Aim of the task » Copy out all lines in the data below containing the string "JSON".

Entries »
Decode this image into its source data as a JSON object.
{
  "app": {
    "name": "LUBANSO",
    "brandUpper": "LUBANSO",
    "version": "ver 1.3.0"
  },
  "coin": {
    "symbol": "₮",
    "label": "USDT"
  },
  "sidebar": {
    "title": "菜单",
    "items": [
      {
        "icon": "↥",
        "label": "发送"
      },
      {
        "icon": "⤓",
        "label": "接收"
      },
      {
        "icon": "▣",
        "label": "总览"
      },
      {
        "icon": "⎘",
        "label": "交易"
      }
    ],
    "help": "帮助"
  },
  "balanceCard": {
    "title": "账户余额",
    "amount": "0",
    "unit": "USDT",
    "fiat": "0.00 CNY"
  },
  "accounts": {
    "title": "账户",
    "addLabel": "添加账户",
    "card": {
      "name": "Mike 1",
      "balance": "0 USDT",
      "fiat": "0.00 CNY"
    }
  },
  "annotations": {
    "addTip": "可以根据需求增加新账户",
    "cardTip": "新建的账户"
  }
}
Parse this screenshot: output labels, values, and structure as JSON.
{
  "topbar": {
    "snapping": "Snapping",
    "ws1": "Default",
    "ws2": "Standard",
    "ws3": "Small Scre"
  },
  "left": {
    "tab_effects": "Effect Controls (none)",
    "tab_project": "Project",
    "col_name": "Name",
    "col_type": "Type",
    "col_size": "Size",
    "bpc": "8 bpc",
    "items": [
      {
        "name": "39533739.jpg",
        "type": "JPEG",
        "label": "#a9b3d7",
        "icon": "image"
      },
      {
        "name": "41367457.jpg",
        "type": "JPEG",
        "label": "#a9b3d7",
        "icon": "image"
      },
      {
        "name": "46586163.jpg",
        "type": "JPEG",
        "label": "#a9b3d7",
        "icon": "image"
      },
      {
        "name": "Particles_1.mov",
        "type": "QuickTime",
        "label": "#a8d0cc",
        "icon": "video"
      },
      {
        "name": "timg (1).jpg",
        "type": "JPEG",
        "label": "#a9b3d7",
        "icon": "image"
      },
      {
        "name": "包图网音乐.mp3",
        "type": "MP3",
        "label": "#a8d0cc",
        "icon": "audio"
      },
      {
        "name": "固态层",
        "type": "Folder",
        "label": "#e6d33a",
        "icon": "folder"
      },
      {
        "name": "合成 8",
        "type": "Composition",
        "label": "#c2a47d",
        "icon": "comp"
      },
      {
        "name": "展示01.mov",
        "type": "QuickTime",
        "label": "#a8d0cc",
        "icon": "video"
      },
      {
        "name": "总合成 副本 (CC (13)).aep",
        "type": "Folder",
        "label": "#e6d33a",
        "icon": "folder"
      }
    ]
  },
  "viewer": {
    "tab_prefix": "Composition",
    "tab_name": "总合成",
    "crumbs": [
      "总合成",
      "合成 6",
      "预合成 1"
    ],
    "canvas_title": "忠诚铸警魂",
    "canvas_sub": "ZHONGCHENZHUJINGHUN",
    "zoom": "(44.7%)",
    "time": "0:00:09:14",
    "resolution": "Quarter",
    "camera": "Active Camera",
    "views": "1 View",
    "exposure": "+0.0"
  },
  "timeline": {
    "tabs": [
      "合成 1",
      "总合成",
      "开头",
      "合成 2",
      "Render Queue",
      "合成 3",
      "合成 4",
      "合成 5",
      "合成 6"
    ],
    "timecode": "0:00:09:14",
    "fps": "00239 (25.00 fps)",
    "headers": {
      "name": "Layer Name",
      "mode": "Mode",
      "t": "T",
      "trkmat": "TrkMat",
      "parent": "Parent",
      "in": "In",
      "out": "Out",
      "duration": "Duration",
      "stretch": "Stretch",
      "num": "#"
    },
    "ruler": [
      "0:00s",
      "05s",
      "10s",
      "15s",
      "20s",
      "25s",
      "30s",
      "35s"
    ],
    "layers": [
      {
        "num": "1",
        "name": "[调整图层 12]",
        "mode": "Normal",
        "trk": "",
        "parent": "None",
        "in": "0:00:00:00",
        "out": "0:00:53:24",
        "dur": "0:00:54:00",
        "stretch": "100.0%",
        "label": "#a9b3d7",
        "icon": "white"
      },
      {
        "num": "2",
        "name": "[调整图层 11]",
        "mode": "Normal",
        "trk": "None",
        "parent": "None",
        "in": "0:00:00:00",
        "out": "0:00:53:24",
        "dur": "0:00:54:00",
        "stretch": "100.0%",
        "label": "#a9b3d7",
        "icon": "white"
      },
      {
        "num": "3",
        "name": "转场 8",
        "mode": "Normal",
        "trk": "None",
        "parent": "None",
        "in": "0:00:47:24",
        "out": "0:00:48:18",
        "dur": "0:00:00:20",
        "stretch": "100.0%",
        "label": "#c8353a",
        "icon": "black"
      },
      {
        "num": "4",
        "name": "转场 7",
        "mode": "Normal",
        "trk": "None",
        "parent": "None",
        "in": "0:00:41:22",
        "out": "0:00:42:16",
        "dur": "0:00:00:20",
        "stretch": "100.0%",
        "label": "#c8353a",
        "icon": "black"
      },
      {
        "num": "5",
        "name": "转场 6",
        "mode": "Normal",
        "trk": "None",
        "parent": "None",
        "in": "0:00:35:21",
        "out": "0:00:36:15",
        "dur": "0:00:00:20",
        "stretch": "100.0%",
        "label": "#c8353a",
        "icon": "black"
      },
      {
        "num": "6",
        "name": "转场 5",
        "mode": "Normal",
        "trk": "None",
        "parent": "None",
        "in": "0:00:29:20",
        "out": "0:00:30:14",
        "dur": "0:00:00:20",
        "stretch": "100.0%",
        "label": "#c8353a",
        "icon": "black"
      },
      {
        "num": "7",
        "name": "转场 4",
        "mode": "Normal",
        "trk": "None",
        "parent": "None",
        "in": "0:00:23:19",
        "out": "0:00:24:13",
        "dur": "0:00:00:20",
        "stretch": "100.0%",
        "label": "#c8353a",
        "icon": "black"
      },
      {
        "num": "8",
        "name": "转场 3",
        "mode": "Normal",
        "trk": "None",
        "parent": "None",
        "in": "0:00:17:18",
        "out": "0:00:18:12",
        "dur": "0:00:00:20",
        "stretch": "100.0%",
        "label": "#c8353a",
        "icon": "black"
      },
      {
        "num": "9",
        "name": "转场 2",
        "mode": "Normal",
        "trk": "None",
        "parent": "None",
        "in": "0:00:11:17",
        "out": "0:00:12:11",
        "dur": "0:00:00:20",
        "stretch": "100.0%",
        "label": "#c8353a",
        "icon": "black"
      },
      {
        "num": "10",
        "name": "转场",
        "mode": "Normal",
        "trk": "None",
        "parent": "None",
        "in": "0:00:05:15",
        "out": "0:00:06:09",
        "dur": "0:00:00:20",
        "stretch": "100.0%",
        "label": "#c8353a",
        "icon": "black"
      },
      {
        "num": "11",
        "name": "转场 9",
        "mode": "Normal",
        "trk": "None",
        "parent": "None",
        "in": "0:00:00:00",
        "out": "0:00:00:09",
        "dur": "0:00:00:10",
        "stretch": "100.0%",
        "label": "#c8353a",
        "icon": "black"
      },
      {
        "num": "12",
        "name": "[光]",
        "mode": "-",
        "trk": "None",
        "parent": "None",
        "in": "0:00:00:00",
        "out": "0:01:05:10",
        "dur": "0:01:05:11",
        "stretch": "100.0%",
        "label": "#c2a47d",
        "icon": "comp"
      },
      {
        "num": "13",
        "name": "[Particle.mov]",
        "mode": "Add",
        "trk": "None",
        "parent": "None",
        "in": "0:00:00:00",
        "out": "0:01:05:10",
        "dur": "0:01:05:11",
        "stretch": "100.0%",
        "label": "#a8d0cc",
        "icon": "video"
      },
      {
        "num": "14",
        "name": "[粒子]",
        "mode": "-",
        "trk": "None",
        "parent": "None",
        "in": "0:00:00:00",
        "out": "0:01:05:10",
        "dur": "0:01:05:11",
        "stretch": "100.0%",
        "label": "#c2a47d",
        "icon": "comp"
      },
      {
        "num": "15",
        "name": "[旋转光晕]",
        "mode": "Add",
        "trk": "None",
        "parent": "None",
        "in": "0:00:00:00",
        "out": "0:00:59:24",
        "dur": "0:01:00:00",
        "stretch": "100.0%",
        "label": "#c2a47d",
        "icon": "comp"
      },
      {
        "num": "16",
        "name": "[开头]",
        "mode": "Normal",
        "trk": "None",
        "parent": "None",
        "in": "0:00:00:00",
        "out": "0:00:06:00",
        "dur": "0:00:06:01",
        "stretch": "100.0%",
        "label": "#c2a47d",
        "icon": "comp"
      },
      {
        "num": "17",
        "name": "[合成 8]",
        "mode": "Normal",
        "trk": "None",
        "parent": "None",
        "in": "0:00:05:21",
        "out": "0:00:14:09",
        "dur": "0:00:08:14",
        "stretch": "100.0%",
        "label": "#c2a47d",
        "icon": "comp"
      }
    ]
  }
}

Reply »
Decode this image into its source data as a JSON object.
Parse this screenshot: output labels, values, and structure as JSON.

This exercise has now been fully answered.